▶ [GIVEN INSTRUCTION] Reproduce all of the listing below without alteration.

▶ [DATA SECTION]

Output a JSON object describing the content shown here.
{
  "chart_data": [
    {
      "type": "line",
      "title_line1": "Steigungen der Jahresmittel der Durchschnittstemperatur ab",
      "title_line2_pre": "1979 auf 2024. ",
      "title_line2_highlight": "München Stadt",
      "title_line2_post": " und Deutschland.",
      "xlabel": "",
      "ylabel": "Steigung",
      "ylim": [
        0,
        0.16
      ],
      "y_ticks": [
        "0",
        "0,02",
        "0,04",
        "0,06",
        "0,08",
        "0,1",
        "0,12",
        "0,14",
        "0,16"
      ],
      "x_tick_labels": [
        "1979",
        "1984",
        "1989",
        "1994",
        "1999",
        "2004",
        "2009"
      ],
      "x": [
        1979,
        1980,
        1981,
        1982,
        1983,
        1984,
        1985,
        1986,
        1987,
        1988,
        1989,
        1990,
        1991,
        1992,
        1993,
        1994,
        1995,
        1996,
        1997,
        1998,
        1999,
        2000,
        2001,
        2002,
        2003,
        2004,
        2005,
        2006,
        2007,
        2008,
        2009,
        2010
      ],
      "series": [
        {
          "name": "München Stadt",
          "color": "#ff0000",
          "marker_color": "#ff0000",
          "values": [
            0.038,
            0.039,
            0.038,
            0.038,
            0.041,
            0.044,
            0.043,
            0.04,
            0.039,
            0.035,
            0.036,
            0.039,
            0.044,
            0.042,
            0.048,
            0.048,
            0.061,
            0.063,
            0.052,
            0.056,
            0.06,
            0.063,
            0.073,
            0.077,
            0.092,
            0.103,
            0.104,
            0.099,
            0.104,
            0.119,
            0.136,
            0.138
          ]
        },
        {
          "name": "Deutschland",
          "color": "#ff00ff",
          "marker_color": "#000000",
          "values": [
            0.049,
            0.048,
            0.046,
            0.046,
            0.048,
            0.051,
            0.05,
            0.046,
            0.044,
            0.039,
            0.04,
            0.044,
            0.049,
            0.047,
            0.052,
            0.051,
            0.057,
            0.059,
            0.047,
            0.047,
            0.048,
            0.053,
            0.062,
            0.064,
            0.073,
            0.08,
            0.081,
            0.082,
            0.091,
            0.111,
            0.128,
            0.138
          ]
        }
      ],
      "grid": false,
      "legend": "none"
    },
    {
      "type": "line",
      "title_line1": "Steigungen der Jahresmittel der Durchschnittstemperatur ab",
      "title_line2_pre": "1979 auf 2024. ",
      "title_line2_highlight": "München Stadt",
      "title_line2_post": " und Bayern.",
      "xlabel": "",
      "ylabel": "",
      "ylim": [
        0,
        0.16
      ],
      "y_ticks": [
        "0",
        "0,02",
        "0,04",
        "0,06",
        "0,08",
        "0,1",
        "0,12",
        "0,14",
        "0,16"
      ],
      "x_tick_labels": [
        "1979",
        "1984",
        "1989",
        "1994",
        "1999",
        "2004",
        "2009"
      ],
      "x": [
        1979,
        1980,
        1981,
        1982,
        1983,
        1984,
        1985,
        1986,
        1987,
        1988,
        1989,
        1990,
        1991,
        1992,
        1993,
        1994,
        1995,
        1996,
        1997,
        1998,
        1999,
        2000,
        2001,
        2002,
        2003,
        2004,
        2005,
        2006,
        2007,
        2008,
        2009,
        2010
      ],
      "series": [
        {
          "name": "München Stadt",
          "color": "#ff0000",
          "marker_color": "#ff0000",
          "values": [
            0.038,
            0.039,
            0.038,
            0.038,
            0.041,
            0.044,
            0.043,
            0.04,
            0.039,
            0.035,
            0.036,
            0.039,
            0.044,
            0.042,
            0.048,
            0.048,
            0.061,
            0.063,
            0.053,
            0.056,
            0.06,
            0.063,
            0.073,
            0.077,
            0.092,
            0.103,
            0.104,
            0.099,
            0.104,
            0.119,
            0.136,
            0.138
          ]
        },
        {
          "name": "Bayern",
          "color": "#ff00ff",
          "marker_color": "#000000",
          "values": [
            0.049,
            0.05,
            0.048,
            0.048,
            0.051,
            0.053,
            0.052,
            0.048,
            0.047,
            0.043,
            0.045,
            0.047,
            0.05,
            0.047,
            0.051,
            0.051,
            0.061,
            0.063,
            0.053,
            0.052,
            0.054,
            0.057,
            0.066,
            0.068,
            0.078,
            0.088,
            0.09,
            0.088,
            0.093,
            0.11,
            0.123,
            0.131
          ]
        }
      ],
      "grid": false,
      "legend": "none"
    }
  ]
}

▶ [FULL SOLUTION]
Output a JSON object describing the content shown here.
{
  "chart_data": [
    {
      "type": "line",
      "title_line1": "Steigungen der Jahresmittel der Durchschnittstemperatur ab",
      "title_line2_pre": "1979 auf 2024. ",
      "title_line2_highlight": "München Stadt",
      "title_line2_post": " und Deutschland.",
      "xlabel": "",
      "ylabel": "Steigung",
      "ylim": [
        0,
        0.16
      ],
      "y_ticks": [
        "0",
        "0,02",
        "0,04",
        "0,06",
        "0,08",
        "0,1",
        "0,12",
        "0,14",
        "0,16"
      ],
      "x_tick_labels": [
        "1979",
        "1984",
        "1989",
        "1994",
        "1999",
        "2004",
        "2009"
      ],
      "x": [
        1979,
        1980,
        1981,
        1982,
        1983,
        1984,
        1985,
        1986,
        1987,
        1988,
        1989,
        1990,
        1991,
        1992,
        1993,
        1994,
        1995,
        1996,
        1997,
        1998,
        1999,
        2000,
        2001,
        2002,
        2003,
        2004,
        2005,
        2006,
        2007,
        2008,
        2009,
        2010
      ],
      "series": [
        {
          "name": "München Stadt",
          "color": "#ff0000",
          "marker_color": "#ff0000",
          "values": [
            0.038,
            0.039,
            0.038,
            0.038,
            0.041,
            0.044,
            0.043,
            0.04,
            0.039,
            0.035,
            0.036,
            0.039,
            0.044,
            0.042,
            0.048,
            0.048,
            0.061,
            0.063,
            0.052,
            0.056,
            0.06,
            0.063,
            0.073,
            0.077,
            0.092,
            0.103,
            0.104,
            0.099,
            0.104,
            0.119,
            0.136,
            0.138
          ]
        },
        {
          "name": "Deutschland",
          "color": "#ff00ff",
          "marker_color": "#000000",
          "values": [
            0.049,
            0.048,
            0.046,
            0.046,
            0.048,
            0.051,
            0.05,
            0.046,
            0.044,
            0.039,
            0.04,
            0.044,
            0.049,
            0.047,
            0.052,
            0.051,
            0.057,
            0.059,
            0.047,
            0.047,
            0.048,
            0.053,
            0.062,
            0.064,
            0.073,
            0.08,
            0.081,
            0.082,
            0.091,
            0.111,
            0.128,
            0.138
          ]
        }
      ],
      "grid": false,
      "legend": "none"
    },
    {
      "type": "line",
      "title_line1": "Steigungen der Jahresmittel der Durchschnittstemperatur ab",
      "title_line2_pre": "1979 auf 2024. ",
      "title_line2_highlight": "München Stadt",
      "title_line2_post": " und Bayern.",
      "xlabel": "",
      "ylabel": "",
      "ylim": [
        0,
        0.16
      ],
      "y_ticks": [
        "0",
        "0,02",
        "0,04",
        "0,06",
        "0,08",
        "0,1",
        "0,12",
        "0,14",
        "0,16"
      ],
      "x_tick_labels": [
        "1979",
        "1984",
        "1989",
        "1994",
        "1999",
        "2004",
        "2009"
      ],
      "x": [
        1979,
        1980,
        1981,
        1982,
        1983,
        1984,
        1985,
        1986,
        1987,
        1988,
        1989,
        1990,
        1991,
        1992,
        1993,
        1994,
        1995,
        1996,
        1997,
        1998,
        1999,
        2000,
        2001,
        2002,
        2003,
        2004,
        2005,
        2006,
        2007,
        2008,
        2009,
        2010
      ],
      "series": [
        {
          "name": "München Stadt",
          "color": "#ff0000",
          "marker_color": "#ff0000",
          "values": [
            0.038,
            0.039,
            0.038,
            0.038,
            0.041,
            0.044,
            0.043,
            0.04,
            0.039,
            0.035,
            0.036,
            0.039,
            0.044,
            0.042,
            0.048,
            0.048,
            0.061,
            0.063,
            0.053,
            0.056,
            0.06,
            0.063,
            0.073,
            0.077,
            0.092,
            0.103,
            0.104,
            0.099,
            0.104,
            0.119,
            0.136,
            0.138
          ]
        },
        {
          "name": "Bayern",
          "color": "#ff00ff",
          "marker_color": "#000000",
          "values": [
            0.049,
            0.05,
            0.048,
            0.048,
            0.051,
            0.053,
            0.052,
            0.048,
            0.047,
            0.043,
            0.045,
            0.047,
            0.05,
            0.047,
            0.051,
            0.051,
            0.061,
            0.063,
            0.053,
            0.052,
            0.054,
            0.057,
            0.066,
            0.068,
            0.078,
            0.088,
            0.09,
            0.088,
            0.093,
            0.11,
            0.123,
            0.131
          ]
        }
      ],
      "grid": false,
      "legend": "none"
    }
  ]
}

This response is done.